* PROBLEM *
Give again, word for word, only the lines from the one containing "What data populates" through the final line.
---+---
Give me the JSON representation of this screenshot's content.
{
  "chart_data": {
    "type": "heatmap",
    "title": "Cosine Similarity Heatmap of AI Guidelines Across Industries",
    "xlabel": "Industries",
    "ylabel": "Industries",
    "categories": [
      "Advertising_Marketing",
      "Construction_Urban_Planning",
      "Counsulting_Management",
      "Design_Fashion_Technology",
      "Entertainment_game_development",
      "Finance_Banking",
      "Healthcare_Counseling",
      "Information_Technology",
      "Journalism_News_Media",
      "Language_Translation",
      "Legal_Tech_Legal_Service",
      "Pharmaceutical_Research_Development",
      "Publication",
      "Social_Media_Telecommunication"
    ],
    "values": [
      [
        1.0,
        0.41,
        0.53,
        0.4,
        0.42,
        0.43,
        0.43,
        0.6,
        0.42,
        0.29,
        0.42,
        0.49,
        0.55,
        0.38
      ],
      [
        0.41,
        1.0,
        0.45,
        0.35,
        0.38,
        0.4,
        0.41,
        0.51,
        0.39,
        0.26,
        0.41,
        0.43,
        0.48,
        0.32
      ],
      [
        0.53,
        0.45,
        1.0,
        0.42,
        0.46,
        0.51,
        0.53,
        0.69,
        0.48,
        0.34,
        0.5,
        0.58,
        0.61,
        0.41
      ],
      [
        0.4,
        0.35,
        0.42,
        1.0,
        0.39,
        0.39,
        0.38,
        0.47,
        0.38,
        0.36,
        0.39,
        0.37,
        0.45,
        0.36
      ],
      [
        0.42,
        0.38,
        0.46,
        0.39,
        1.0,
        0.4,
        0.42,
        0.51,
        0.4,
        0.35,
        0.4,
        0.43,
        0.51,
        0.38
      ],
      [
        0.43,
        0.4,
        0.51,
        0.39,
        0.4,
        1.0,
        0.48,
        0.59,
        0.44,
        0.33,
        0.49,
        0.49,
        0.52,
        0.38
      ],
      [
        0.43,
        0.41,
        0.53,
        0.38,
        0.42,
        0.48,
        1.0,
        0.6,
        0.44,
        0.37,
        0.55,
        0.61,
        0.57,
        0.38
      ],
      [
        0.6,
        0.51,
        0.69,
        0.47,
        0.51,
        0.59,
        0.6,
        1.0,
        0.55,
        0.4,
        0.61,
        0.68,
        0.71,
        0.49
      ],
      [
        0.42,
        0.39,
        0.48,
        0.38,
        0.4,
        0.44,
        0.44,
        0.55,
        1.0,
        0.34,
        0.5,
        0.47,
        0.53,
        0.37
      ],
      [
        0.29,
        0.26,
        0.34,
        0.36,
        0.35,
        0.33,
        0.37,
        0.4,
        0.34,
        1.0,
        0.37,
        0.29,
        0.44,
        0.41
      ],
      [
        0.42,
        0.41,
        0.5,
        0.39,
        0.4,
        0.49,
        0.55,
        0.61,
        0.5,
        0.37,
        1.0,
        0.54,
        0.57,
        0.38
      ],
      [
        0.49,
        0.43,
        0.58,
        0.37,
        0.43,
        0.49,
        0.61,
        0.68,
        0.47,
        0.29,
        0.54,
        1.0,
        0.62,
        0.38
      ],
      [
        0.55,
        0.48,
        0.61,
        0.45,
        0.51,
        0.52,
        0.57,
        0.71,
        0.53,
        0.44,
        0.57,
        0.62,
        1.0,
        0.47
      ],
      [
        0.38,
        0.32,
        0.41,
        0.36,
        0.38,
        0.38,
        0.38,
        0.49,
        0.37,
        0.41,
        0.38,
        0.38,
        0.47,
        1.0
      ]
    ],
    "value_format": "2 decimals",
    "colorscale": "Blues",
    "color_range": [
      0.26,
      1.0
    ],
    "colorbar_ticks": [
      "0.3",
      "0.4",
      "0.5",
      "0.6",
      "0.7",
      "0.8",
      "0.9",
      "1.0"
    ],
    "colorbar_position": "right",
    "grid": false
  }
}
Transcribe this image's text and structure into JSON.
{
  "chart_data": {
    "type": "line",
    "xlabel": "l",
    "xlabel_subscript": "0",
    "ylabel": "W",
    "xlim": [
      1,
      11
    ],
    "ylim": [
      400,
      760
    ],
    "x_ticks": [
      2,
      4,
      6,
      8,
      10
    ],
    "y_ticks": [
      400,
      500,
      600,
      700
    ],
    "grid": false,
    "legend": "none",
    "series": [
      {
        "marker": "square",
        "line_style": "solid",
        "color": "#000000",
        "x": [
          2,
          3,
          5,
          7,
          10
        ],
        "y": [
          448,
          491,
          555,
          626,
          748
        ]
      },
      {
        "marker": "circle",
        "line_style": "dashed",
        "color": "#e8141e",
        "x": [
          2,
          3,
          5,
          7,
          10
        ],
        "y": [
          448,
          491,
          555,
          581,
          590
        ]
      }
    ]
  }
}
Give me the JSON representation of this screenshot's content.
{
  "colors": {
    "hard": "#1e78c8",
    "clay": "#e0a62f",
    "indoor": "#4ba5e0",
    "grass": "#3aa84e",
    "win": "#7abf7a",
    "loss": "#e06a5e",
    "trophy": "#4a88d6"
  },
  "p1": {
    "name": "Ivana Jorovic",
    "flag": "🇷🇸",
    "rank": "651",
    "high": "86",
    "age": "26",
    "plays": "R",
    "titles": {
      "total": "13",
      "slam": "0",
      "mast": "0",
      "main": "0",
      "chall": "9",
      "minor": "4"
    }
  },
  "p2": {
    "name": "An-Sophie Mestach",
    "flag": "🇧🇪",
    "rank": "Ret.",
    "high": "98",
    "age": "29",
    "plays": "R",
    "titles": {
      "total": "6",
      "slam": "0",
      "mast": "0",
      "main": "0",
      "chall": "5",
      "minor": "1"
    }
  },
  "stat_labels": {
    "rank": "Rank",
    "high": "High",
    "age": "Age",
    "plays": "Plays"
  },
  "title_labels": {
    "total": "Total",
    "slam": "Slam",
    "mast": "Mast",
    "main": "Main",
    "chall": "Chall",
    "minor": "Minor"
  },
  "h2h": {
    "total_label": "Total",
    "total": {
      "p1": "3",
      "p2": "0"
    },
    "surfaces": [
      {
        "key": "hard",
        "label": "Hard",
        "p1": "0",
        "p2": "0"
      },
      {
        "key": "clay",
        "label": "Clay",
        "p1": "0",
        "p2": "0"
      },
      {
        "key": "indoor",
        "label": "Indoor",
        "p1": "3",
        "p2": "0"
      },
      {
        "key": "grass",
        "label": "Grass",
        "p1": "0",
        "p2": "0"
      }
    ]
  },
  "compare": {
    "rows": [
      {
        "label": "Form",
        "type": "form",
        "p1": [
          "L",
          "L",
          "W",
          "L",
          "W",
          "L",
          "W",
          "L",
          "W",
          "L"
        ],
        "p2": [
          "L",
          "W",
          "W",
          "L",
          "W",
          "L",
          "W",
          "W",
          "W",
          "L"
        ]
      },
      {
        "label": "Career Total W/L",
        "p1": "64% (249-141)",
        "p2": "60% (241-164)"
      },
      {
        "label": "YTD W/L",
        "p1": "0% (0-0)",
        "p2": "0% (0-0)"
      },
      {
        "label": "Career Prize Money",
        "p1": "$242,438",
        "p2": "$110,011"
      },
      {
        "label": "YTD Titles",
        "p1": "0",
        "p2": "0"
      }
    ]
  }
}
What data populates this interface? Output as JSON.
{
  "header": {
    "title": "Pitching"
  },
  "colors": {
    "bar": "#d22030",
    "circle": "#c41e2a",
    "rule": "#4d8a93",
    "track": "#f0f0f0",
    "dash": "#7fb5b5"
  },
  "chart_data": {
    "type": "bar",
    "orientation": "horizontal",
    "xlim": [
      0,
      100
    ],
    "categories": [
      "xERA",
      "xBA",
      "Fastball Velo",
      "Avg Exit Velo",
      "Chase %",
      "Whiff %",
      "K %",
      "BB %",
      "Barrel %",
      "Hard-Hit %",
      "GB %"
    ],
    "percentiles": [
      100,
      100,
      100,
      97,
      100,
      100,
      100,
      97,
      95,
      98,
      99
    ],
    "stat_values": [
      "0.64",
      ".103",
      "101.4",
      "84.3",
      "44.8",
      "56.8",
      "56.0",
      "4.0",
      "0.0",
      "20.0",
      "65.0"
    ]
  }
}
---+---
* EXERCISE RESPONSE *
What data populates this interface? Output as JSON.
{
  "header": {
    "title": "Pitching"
  },
  "colors": {
    "bar": "#d22030",
    "circle": "#c41e2a",
    "rule": "#4d8a93",
    "track": "#f0f0f0",
    "dash": "#7fb5b5"
  },
  "chart_data": {
    "type": "bar",
    "orientation": "horizontal",
    "xlim": [
      0,
      100
    ],
    "categories": [
      "xERA",
      "xBA",
      "Fastball Velo",
      "Avg Exit Velo",
      "Chase %",
      "Whiff %",
      "K %",
      "BB %",
      "Barrel %",
      "Hard-Hit %",
      "GB %"
    ],
    "percentiles": [
      100,
      100,
      100,
      97,
      100,
      100,
      100,
      97,
      95,
      98,
      99
    ],
    "stat_values": [
      "0.64",
      ".103",
      "101.4",
      "84.3",
      "44.8",
      "56.8",
      "56.0",
      "4.0",
      "0.0",
      "20.0",
      "65.0"
    ]
  }
}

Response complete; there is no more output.